Chart and figure data
╭──

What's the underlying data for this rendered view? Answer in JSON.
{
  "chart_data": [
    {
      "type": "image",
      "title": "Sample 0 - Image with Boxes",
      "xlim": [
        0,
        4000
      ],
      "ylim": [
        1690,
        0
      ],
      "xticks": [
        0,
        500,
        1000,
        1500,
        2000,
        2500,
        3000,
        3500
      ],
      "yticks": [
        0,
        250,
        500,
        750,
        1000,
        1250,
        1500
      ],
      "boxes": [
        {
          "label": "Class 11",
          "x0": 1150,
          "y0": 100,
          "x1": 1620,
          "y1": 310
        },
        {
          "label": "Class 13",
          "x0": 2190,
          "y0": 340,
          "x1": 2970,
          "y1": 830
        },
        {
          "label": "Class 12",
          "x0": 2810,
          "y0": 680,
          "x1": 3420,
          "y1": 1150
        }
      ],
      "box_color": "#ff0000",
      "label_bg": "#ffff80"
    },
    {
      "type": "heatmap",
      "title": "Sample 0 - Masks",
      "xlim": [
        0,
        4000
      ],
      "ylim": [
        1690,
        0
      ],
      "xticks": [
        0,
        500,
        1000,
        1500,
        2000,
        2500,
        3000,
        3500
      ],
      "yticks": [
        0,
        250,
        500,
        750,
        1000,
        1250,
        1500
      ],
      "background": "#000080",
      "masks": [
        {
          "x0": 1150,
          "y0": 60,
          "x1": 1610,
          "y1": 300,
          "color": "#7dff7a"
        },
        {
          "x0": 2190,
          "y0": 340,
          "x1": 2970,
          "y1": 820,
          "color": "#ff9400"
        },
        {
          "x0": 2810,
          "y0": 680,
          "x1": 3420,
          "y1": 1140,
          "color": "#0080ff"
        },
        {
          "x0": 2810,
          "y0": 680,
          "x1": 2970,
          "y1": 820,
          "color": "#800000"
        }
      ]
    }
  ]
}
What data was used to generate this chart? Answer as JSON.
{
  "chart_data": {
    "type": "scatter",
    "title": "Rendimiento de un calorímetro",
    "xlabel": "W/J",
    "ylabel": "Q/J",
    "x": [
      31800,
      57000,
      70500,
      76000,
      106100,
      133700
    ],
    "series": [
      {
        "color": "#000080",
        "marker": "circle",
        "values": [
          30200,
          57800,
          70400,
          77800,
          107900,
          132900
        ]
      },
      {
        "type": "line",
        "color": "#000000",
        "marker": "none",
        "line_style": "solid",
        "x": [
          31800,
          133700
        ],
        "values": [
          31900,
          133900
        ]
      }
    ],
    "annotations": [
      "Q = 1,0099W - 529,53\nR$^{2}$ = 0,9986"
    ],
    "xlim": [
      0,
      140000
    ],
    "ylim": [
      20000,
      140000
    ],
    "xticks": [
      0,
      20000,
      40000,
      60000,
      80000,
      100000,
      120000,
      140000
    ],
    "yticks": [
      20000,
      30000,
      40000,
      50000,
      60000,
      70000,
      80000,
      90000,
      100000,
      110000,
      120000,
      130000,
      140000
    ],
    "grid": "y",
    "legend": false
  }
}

╰──

What you are asked to do >> Print all the data exactly.

Final result >>
What's the underlying data for this rendered view? Answer in JSON.
{
  "chart_data": [
    {
      "type": "image",
      "title": "Sample 0 - Image with Boxes",
      "xlim": [
        0,
        4000
      ],
      "ylim": [
        1690,
        0
      ],
      "xticks": [
        0,
        500,
        1000,
        1500,
        2000,
        2500,
        3000,
        3500
      ],
      "yticks": [
        0,
        250,
        500,
        750,
        1000,
        1250,
        1500
      ],
      "boxes": [
        {
          "label": "Class 11",
          "x0": 1150,
          "y0": 100,
          "x1": 1620,
          "y1": 310
        },
        {
          "label": "Class 13",
          "x0": 2190,
          "y0": 340,
          "x1": 2970,
          "y1": 830
        },
        {
          "label": "Class 12",
          "x0": 2810,
          "y0": 680,
          "x1": 3420,
          "y1": 1150
        }
      ],
      "box_color": "#ff0000",
      "label_bg": "#ffff80"
    },
    {
      "type": "heatmap",
      "title": "Sample 0 - Masks",
      "xlim": [
        0,
        4000
      ],
      "ylim": [
        1690,
        0
      ],
      "xticks": [
        0,
        500,
        1000,
        1500,
        2000,
        2500,
        3000,
        3500
      ],
      "yticks": [
        0,
        250,
        500,
        750,
        1000,
        1250,
        1500
      ],
      "background": "#000080",
      "masks": [
        {
          "x0": 1150,
          "y0": 60,
          "x1": 1610,
          "y1": 300,
          "color": "#7dff7a"
        },
        {
          "x0": 2190,
          "y0": 340,
          "x1": 2970,
          "y1": 820,
          "color": "#ff9400"
        },
        {
          "x0": 2810,
          "y0": 680,
          "x1": 3420,
          "y1": 1140,
          "color": "#0080ff"
        },
        {
          "x0": 2810,
          "y0": 680,
          "x1": 2970,
          "y1": 820,
          "color": "#800000"
        }
      ]
    }
  ]
}
What data was used to generate this chart? Answer as JSON.
{
  "chart_data": {
    "type": "scatter",
    "title": "Rendimiento de un calorímetro",
    "xlabel": "W/J",
    "ylabel": "Q/J",
    "x": [
      31800,
      57000,
      70500,
      76000,
      106100,
      133700
    ],
    "series": [
      {
        "color": "#000080",
        "marker": "circle",
        "values": [
          30200,
          57800,
          70400,
          77800,
          107900,
          132900
        ]
      },
      {
        "type": "line",
        "color": "#000000",
        "marker": "none",
        "line_style": "solid",
        "x": [
          31800,
          133700
        ],
        "values": [
          31900,
          133900
        ]
      }
    ],
    "annotations": [
      "Q = 1,0099W - 529,53\nR$^{2}$ = 0,9986"
    ],
    "xlim": [
      0,
      140000
    ],
    "ylim": [
      20000,
      140000
    ],
    "xticks": [
      0,
      20000,
      40000,
      60000,
      80000,
      100000,
      120000,
      140000
    ],
    "yticks": [
      20000,
      30000,
      40000,
      50000,
      60000,
      70000,
      80000,
      90000,
      100000,
      110000,
      120000,
      130000,
      140000
    ],
    "grid": "y",
    "legend": false
  }
}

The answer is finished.